Data extracted from a collection:
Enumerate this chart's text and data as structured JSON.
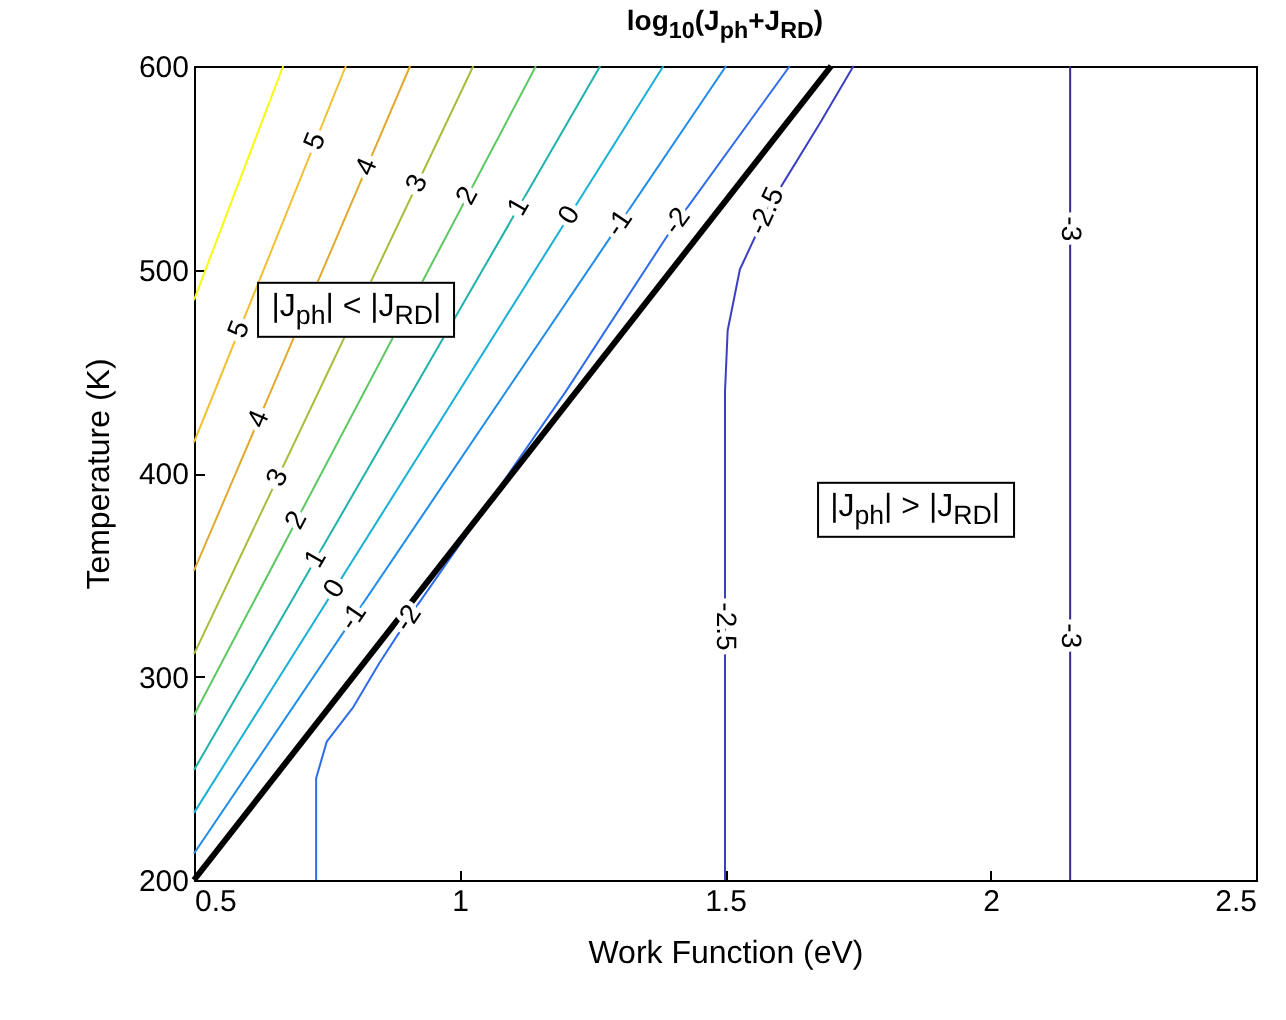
{
  "chart_data": {
    "type": "line",
    "title": "log$_{10}$(J$_{ph}$+J$_{RD}$)",
    "xlabel": "Work Function (eV)",
    "ylabel": "Temperature (K)",
    "xlim": [
      0.5,
      2.5
    ],
    "ylim": [
      200,
      600
    ],
    "xticks": [
      0.5,
      1,
      1.5,
      2,
      2.5
    ],
    "yticks": [
      200,
      300,
      400,
      500,
      600
    ],
    "grid": false,
    "marker": "none",
    "series": [
      {
        "color": "#f9fb0e",
        "x": [
          0.5,
          0.668
        ],
        "values": [
          485,
          600
        ]
      },
      {
        "name": "5",
        "color": "#f0c030",
        "x": [
          0.5,
          0.786
        ],
        "values": [
          415,
          600
        ]
      },
      {
        "name": "4",
        "color": "#e3a92e",
        "x": [
          0.5,
          0.907
        ],
        "values": [
          352,
          600
        ]
      },
      {
        "name": "3",
        "color": "#a5be3a",
        "x": [
          0.5,
          1.026
        ],
        "values": [
          311,
          600
        ]
      },
      {
        "name": "2",
        "color": "#5cc862",
        "x": [
          0.5,
          1.144
        ],
        "values": [
          281,
          600
        ]
      },
      {
        "name": "1",
        "color": "#20b2aa",
        "x": [
          0.5,
          1.265
        ],
        "values": [
          254,
          600
        ]
      },
      {
        "name": "0",
        "color": "#18b0d6",
        "x": [
          0.5,
          1.384
        ],
        "values": [
          233,
          600
        ]
      },
      {
        "name": "-1",
        "color": "#1e8ce8",
        "x": [
          0.5,
          1.502
        ],
        "values": [
          213,
          600
        ]
      },
      {
        "name": "-2",
        "color": "#2f6ce8",
        "x": [
          0.73,
          0.73,
          0.75,
          0.8,
          0.85,
          0.91,
          1.03,
          1.2,
          1.4,
          1.622
        ],
        "values": [
          200,
          250,
          268,
          285,
          307,
          331,
          376,
          440,
          520,
          600
        ]
      },
      {
        "name": "-2.5",
        "color": "#3b3fc0",
        "x": [
          1.5,
          1.5,
          1.505,
          1.528,
          1.585,
          1.679,
          1.742
        ],
        "values": [
          200,
          440,
          470,
          500,
          532,
          572,
          600
        ]
      },
      {
        "name": "-3",
        "color": "#352a87",
        "x": [
          2.15,
          2.15
        ],
        "values": [
          200,
          600
        ]
      },
      {
        "color": "#000000",
        "x": [
          0.5,
          1.7
        ],
        "values": [
          200,
          600
        ]
      }
    ],
    "annotations": [
      "|J$_{ph}$| < |J$_{RD}$|",
      "|J$_{ph}$| > |J$_{RD}$|"
    ]
  }
}
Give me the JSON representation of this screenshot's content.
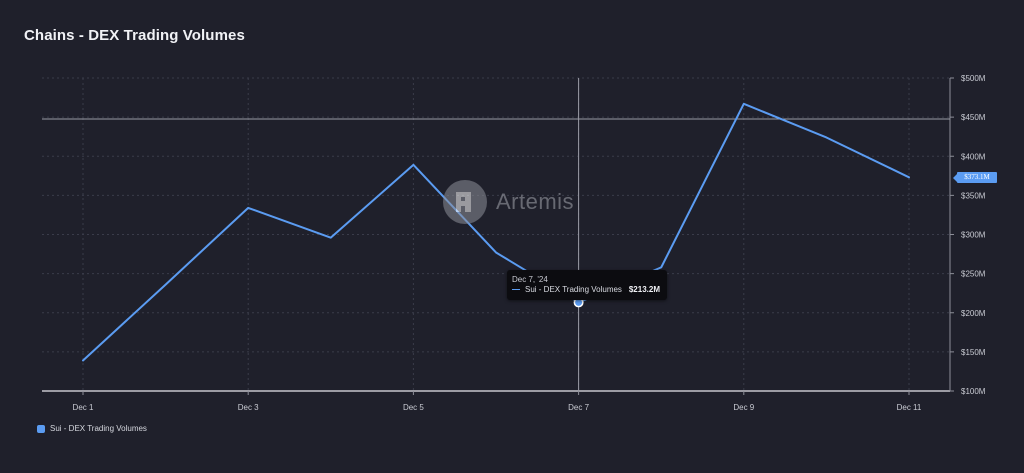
{
  "title": "Chains - DEX Trading Volumes",
  "watermark": {
    "text": "Artemis",
    "icon": "artemis-logo-icon"
  },
  "tooltip": {
    "date": "Dec 7, '24",
    "series": "Sui - DEX Trading Volumes",
    "value": "$213.2M"
  },
  "last_value_badge": "$373.1M",
  "legend": {
    "label": "Sui - DEX Trading Volumes",
    "color": "#5b9cf2"
  },
  "colors": {
    "background": "#1f202b",
    "line": "#5b9cf2",
    "grid": "#3a3c4a"
  },
  "chart_data": {
    "type": "line",
    "title": "Chains - DEX Trading Volumes",
    "xlabel": "",
    "ylabel": "",
    "x": [
      "Dec 1",
      "Dec 2",
      "Dec 3",
      "Dec 4",
      "Dec 5",
      "Dec 6",
      "Dec 7",
      "Dec 8",
      "Dec 9",
      "Dec 10",
      "Dec 11"
    ],
    "x_tick_labels": [
      "Dec 1",
      "Dec 3",
      "Dec 5",
      "Dec 7",
      "Dec 9",
      "Dec 11"
    ],
    "y_tick_labels": [
      "$100M",
      "$150M",
      "$200M",
      "$250M",
      "$300M",
      "$350M",
      "$400M",
      "$450M",
      "$500M"
    ],
    "ylim": [
      100,
      500
    ],
    "y_unit": "$M",
    "grid": true,
    "legend_position": "bottom-left",
    "series": [
      {
        "name": "Sui - DEX Trading Volumes",
        "values": [
          139,
          236,
          334,
          296,
          389,
          277,
          213.2,
          258,
          467,
          424,
          373.1
        ]
      }
    ]
  }
}
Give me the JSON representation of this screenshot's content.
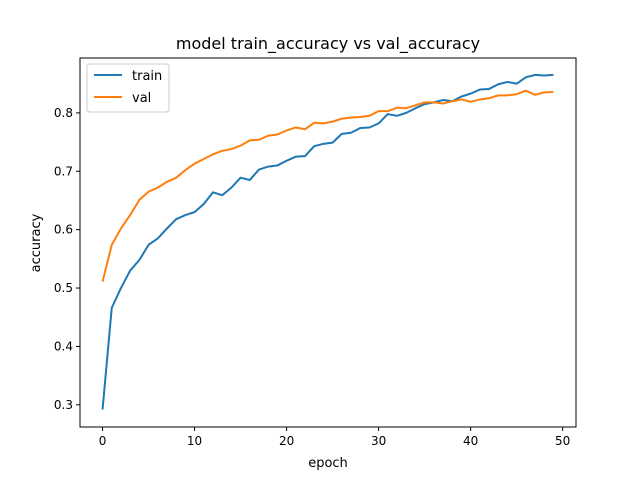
{
  "chart_data": {
    "type": "line",
    "title": "model train_accuracy vs val_accuracy",
    "xlabel": "epoch",
    "ylabel": "accuracy",
    "xlim": [
      -2.45,
      51.45
    ],
    "ylim": [
      0.262,
      0.894
    ],
    "xticks": [
      0,
      10,
      20,
      30,
      40,
      50
    ],
    "yticks": [
      0.3,
      0.4,
      0.5,
      0.6,
      0.7,
      0.8
    ],
    "grid": false,
    "legend_position": "top-left",
    "x": [
      0,
      1,
      2,
      3,
      4,
      5,
      6,
      7,
      8,
      9,
      10,
      11,
      12,
      13,
      14,
      15,
      16,
      17,
      18,
      19,
      20,
      21,
      22,
      23,
      24,
      25,
      26,
      27,
      28,
      29,
      30,
      31,
      32,
      33,
      34,
      35,
      36,
      37,
      38,
      39,
      40,
      41,
      42,
      43,
      44,
      45,
      46,
      47,
      48,
      49
    ],
    "series": [
      {
        "name": "train",
        "color": "#1f77b4",
        "values": [
          0.292,
          0.466,
          0.5,
          0.53,
          0.548,
          0.574,
          0.585,
          0.602,
          0.618,
          0.625,
          0.63,
          0.644,
          0.664,
          0.659,
          0.672,
          0.689,
          0.685,
          0.703,
          0.708,
          0.71,
          0.718,
          0.725,
          0.726,
          0.743,
          0.747,
          0.749,
          0.764,
          0.766,
          0.774,
          0.775,
          0.782,
          0.798,
          0.795,
          0.8,
          0.808,
          0.815,
          0.818,
          0.822,
          0.82,
          0.828,
          0.833,
          0.84,
          0.841,
          0.849,
          0.853,
          0.85,
          0.861,
          0.865,
          0.864,
          0.865
        ]
      },
      {
        "name": "val",
        "color": "#ff7f0e",
        "values": [
          0.511,
          0.574,
          0.602,
          0.625,
          0.651,
          0.665,
          0.672,
          0.682,
          0.689,
          0.702,
          0.713,
          0.721,
          0.729,
          0.735,
          0.738,
          0.744,
          0.753,
          0.754,
          0.761,
          0.763,
          0.77,
          0.775,
          0.772,
          0.783,
          0.782,
          0.785,
          0.79,
          0.792,
          0.793,
          0.795,
          0.803,
          0.803,
          0.809,
          0.808,
          0.813,
          0.818,
          0.818,
          0.816,
          0.82,
          0.823,
          0.819,
          0.823,
          0.825,
          0.83,
          0.83,
          0.832,
          0.838,
          0.831,
          0.835,
          0.836
        ]
      }
    ]
  }
}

WORK INSTRUCTIONS: Repeat the material above in full and exactly, omitting the pictures.

FINISHED EXERCISE:
Enumerate this chart's text and data as structured JSON.
{
  "chart_data": {
    "type": "line",
    "title": "log$_{10}$(J$_{ph}$+J$_{RD}$)",
    "xlabel": "Work Function (eV)",
    "ylabel": "Temperature (K)",
    "xlim": [
      0.5,
      2.5
    ],
    "ylim": [
      200,
      600
    ],
    "xticks": [
      0.5,
      1,
      1.5,
      2,
      2.5
    ],
    "yticks": [
      200,
      300,
      400,
      500,
      600
    ],
    "grid": false,
    "marker": "none",
    "series": [
      {
        "color": "#f9fb0e",
        "x": [
          0.5,
          0.668
        ],
        "values": [
          485,
          600
        ]
      },
      {
        "name": "5",
        "color": "#f0c030",
        "x": [
          0.5,
          0.786
        ],
        "values": [
          415,
          600
        ]
      },
      {
        "name": "4",
        "color": "#e3a92e",
        "x": [
          0.5,
          0.907
        ],
        "values": [
          352,
          600
        ]
      },
      {
        "name": "3",
        "color": "#a5be3a",
        "x": [
          0.5,
          1.026
        ],
        "values": [
          311,
          600
        ]
      },
      {
        "name": "2",
        "color": "#5cc862",
        "x": [
          0.5,
          1.144
        ],
        "values": [
          281,
          600
        ]
      },
      {
        "name": "1",
        "color": "#20b2aa",
        "x": [
          0.5,
          1.265
        ],
        "values": [
          254,
          600
        ]
      },
      {
        "name": "0",
        "color": "#18b0d6",
        "x": [
          0.5,
          1.384
        ],
        "values": [
          233,
          600
        ]
      },
      {
        "name": "-1",
        "color": "#1e8ce8",
        "x": [
          0.5,
          1.502
        ],
        "values": [
          213,
          600
        ]
      },
      {
        "name": "-2",
        "color": "#2f6ce8",
        "x": [
          0.73,
          0.73,
          0.75,
          0.8,
          0.85,
          0.91,
          1.03,
          1.2,
          1.4,
          1.622
        ],
        "values": [
          200,
          250,
          268,
          285,
          307,
          331,
          376,
          440,
          520,
          600
        ]
      },
      {
        "name": "-2.5",
        "color": "#3b3fc0",
        "x": [
          1.5,
          1.5,
          1.505,
          1.528,
          1.585,
          1.679,
          1.742
        ],
        "values": [
          200,
          440,
          470,
          500,
          532,
          572,
          600
        ]
      },
      {
        "name": "-3",
        "color": "#352a87",
        "x": [
          2.15,
          2.15
        ],
        "values": [
          200,
          600
        ]
      },
      {
        "color": "#000000",
        "x": [
          0.5,
          1.7
        ],
        "values": [
          200,
          600
        ]
      }
    ],
    "annotations": [
      "|J$_{ph}$| < |J$_{RD}$|",
      "|J$_{ph}$| > |J$_{RD}$|"
    ]
  }
}
Give me the JSON representation of this screenshot's content.
{
  "title": "Chains - DEX Trading Volumes",
  "watermark": {
    "text": "Artemis",
    "icon": "artemis-logo-icon"
  },
  "tooltip": {
    "date": "Dec 7, '24",
    "series": "Sui - DEX Trading Volumes",
    "value": "$213.2M"
  },
  "last_value_badge": "$373.1M",
  "legend": {
    "label": "Sui - DEX Trading Volumes",
    "color": "#5b9cf2"
  },
  "colors": {
    "background": "#1f202b",
    "line": "#5b9cf2",
    "grid": "#3a3c4a"
  },
  "chart_data": {
    "type": "line",
    "title": "Chains - DEX Trading Volumes",
    "xlabel": "",
    "ylabel": "",
    "x": [
      "Dec 1",
      "Dec 2",
      "Dec 3",
      "Dec 4",
      "Dec 5",
      "Dec 6",
      "Dec 7",
      "Dec 8",
      "Dec 9",
      "Dec 10",
      "Dec 11"
    ],
    "x_tick_labels": [
      "Dec 1",
      "Dec 3",
      "Dec 5",
      "Dec 7",
      "Dec 9",
      "Dec 11"
    ],
    "y_tick_labels": [
      "$100M",
      "$150M",
      "$200M",
      "$250M",
      "$300M",
      "$350M",
      "$400M",
      "$450M",
      "$500M"
    ],
    "ylim": [
      100,
      500
    ],
    "y_unit": "$M",
    "grid": true,
    "legend_position": "bottom-left",
    "series": [
      {
        "name": "Sui - DEX Trading Volumes",
        "values": [
          139,
          236,
          334,
          296,
          389,
          277,
          213.2,
          258,
          467,
          424,
          373.1
        ]
      }
    ]
  }
}
Give me the JSON representation of this screenshot's content.
{
  "chart_data": {
    "type": "line",
    "title": "model train_accuracy vs val_accuracy",
    "xlabel": "epoch",
    "ylabel": "accuracy",
    "xlim": [
      -2.45,
      51.45
    ],
    "ylim": [
      0.262,
      0.894
    ],
    "xticks": [
      0,
      10,
      20,
      30,
      40,
      50
    ],
    "yticks": [
      0.3,
      0.4,
      0.5,
      0.6,
      0.7,
      0.8
    ],
    "grid": false,
    "legend_position": "top-left",
    "x": [
      0,
      1,
      2,
      3,
      4,
      5,
      6,
      7,
      8,
      9,
      10,
      11,
      12,
      13,
      14,
      15,
      16,
      17,
      18,
      19,
      20,
      21,
      22,
      23,
      24,
      25,
      26,
      27,
      28,
      29,
      30,
      31,
      32,
      33,
      34,
      35,
      36,
      37,
      38,
      39,
      40,
      41,
      42,
      43,
      44,
      45,
      46,
      47,
      48,
      49
    ],
    "series": [
      {
        "name": "train",
        "color": "#1f77b4",
        "values": [
          0.292,
          0.466,
          0.5,
          0.53,
          0.548,
          0.574,
          0.585,
          0.602,
          0.618,
          0.625,
          0.63,
          0.644,
          0.664,
          0.659,
          0.672,
          0.689,
          0.685,
          0.703,
          0.708,
          0.71,
          0.718,
          0.725,
          0.726,
          0.743,
          0.747,
          0.749,
          0.764,
          0.766,
          0.774,
          0.775,
          0.782,
          0.798,
          0.795,
          0.8,
          0.808,
          0.815,
          0.818,
          0.822,
          0.82,
          0.828,
          0.833,
          0.84,
          0.841,
          0.849,
          0.853,
          0.85,
          0.861,
          0.865,
          0.864,
          0.865
        ]
      },
      {
        "name": "val",
        "color": "#ff7f0e",
        "values": [
          0.511,
          0.574,
          0.602,
          0.625,
          0.651,
          0.665,
          0.672,
          0.682,
          0.689,
          0.702,
          0.713,
          0.721,
          0.729,
          0.735,
          0.738,
          0.744,
          0.753,
          0.754,
          0.761,
          0.763,
          0.77,
          0.775,
          0.772,
          0.783,
          0.782,
          0.785,
          0.79,
          0.792,
          0.793,
          0.795,
          0.803,
          0.803,
          0.809,
          0.808,
          0.813,
          0.818,
          0.818,
          0.816,
          0.82,
          0.823,
          0.819,
          0.823,
          0.825,
          0.83,
          0.83,
          0.832,
          0.838,
          0.831,
          0.835,
          0.836
        ]
      }
    ]
  }
}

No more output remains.